> **Goal**
Check each line of the records for "this"; collect those that have it.

> **Provided entries**
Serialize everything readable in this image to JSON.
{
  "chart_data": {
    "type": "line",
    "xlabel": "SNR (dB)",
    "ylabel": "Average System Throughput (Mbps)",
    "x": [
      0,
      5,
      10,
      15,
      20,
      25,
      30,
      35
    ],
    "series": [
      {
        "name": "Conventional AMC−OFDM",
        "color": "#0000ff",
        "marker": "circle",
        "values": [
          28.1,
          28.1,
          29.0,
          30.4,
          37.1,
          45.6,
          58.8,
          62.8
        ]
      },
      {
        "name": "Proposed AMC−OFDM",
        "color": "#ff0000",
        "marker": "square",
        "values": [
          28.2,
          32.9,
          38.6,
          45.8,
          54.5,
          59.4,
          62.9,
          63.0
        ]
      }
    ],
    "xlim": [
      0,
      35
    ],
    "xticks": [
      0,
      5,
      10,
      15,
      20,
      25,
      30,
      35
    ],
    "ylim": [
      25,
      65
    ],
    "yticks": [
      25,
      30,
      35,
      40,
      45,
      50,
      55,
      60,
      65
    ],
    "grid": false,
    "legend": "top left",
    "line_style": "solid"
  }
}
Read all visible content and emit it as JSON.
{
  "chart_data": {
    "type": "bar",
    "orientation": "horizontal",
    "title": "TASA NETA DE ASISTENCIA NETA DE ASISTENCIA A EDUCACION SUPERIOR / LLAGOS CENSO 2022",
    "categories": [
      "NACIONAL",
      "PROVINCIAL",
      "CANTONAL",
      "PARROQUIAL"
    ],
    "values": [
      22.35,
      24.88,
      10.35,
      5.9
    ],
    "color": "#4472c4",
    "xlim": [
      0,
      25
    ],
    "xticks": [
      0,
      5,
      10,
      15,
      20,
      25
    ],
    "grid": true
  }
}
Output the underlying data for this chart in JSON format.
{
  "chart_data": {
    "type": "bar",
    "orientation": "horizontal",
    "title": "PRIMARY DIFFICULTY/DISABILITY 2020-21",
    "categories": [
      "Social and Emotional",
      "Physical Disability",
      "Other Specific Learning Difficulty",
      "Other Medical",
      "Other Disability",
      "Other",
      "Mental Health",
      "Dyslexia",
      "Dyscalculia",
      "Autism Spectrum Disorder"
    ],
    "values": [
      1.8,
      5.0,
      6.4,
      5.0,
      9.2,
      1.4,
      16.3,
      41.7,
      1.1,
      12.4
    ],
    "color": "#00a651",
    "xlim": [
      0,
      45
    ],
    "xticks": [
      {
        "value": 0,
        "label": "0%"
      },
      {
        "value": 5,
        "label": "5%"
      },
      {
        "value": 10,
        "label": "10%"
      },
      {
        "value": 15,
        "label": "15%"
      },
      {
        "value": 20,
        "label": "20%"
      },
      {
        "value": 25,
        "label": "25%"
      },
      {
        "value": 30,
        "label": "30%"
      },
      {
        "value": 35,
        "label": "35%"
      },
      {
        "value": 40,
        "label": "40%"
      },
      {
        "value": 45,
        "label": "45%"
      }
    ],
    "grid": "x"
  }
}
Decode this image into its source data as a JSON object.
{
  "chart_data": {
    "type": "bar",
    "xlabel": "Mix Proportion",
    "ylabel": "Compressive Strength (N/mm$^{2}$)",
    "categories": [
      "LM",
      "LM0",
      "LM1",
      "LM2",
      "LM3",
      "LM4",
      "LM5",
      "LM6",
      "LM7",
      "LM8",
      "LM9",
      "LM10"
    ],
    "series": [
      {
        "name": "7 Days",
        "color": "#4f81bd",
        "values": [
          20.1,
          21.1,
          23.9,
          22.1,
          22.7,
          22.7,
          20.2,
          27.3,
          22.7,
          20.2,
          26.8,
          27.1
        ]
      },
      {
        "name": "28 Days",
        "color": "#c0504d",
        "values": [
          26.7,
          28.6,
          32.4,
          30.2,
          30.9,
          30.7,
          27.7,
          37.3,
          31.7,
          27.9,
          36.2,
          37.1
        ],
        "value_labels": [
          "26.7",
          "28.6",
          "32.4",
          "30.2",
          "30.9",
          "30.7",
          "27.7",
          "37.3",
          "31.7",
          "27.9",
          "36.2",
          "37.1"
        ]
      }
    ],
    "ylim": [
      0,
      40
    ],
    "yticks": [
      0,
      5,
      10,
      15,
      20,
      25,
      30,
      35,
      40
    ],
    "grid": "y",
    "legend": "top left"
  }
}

> **Worked answer**
Serialize everything readable in this image to JSON.
Output the underlying data for this chart in JSON format.
Decode this image into its source data as a JSON object.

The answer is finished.